I've suggested that it's an opera of the mind, taking to extremes the idea of bringing the 'internal' to the surface or exterior. We tend to hear the characters' inner thoughts articulated and dramatised, between actual events that we don't see. But there seems to be plenty more going on in terms of reversals, opposites and switches.

In the same way that the music blurs light and dark, there's an ironic clash of genres in the extent to which the opera pushes its comic aspects (it reminded me a little of 'Romeo and Juliet' in this respect). Apparent incidentals, like the mayor's drunken pals Johann and Schmidt - whose larking about lasts a lot longer into the story than is strictly comfortable - seem to symbolise not so much 'freedom' as abandon, release - something denied to Werther and Charlotte.

The brilliant opening of the opera - July, but to the sound of Christmas carols - turns out to foreshadow a major, chilling plot point. But at face value, at first encounter, it unsettles while it charms: something wrong is happening here. And at the close of the tale, Werther's death in fact leaves a supposedly happy marriage intact - a classic comedy ending - had Charlotte not finally tipped over into acknowledging her love for the other man.

Item position entries

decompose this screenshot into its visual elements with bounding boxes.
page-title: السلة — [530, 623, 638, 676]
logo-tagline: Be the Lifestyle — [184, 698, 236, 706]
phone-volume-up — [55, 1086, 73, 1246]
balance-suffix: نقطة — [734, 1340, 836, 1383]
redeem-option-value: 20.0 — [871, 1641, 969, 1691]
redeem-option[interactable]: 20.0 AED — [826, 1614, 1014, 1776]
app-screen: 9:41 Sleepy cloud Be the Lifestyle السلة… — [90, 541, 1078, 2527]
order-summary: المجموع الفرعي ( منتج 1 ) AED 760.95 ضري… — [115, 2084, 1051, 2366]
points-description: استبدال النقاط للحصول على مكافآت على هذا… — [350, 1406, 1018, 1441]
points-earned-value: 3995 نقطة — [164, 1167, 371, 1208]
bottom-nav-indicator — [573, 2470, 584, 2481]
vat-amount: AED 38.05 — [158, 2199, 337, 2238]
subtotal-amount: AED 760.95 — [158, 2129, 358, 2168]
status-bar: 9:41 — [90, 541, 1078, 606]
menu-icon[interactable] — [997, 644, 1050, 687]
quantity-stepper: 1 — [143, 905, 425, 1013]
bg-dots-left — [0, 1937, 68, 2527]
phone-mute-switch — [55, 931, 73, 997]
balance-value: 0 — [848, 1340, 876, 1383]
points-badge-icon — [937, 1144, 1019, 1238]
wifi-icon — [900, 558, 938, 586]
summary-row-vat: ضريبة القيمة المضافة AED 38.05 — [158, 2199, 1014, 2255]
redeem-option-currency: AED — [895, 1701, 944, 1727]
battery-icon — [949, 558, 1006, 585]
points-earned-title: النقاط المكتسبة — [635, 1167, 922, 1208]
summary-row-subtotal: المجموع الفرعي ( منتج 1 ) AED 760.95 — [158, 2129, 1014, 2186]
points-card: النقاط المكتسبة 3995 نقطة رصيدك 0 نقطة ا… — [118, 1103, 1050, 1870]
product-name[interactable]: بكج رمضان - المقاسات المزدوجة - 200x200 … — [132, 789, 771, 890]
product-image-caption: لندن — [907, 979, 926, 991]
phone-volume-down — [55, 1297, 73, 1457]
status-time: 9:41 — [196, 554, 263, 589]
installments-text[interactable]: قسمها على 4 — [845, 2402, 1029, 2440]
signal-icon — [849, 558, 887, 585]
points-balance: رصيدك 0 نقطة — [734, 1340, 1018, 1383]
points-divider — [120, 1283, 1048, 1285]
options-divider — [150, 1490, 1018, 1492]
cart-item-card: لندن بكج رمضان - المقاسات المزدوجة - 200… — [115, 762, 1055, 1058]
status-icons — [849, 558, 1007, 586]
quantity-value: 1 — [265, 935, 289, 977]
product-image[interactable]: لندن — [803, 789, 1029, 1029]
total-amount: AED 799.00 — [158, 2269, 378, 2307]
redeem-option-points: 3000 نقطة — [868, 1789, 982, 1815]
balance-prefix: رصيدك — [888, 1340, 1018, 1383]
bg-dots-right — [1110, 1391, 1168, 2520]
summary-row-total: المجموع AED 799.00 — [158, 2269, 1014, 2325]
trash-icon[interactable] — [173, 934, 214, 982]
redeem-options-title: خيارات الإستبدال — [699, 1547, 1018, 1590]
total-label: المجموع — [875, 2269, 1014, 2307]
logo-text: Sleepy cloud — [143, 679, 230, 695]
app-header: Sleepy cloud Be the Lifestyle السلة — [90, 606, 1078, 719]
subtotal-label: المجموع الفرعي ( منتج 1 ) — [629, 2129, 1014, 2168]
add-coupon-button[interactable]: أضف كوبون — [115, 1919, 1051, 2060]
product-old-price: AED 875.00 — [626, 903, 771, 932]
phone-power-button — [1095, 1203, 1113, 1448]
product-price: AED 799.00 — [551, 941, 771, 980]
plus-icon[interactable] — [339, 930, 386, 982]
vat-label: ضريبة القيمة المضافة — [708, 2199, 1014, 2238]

● Task details:
Copy word for word the part of the opera commentary above from "In the same" to "Werther and Charlotte.".

● Reply to the exercise:
In the same way that the music blurs light and dark, there's an ironic clash of genres in the extent to which the opera pushes its comic aspects (it reminded me a little of 'Romeo and Juliet' in this respect). Apparent incidentals, like the mayor's drunken pals Johann and Schmidt - whose larking about lasts a lot longer into the story than is strictly comfortable - seem to symbolise not so much 'freedom' as abandon, release - something denied to Werther and Charlotte.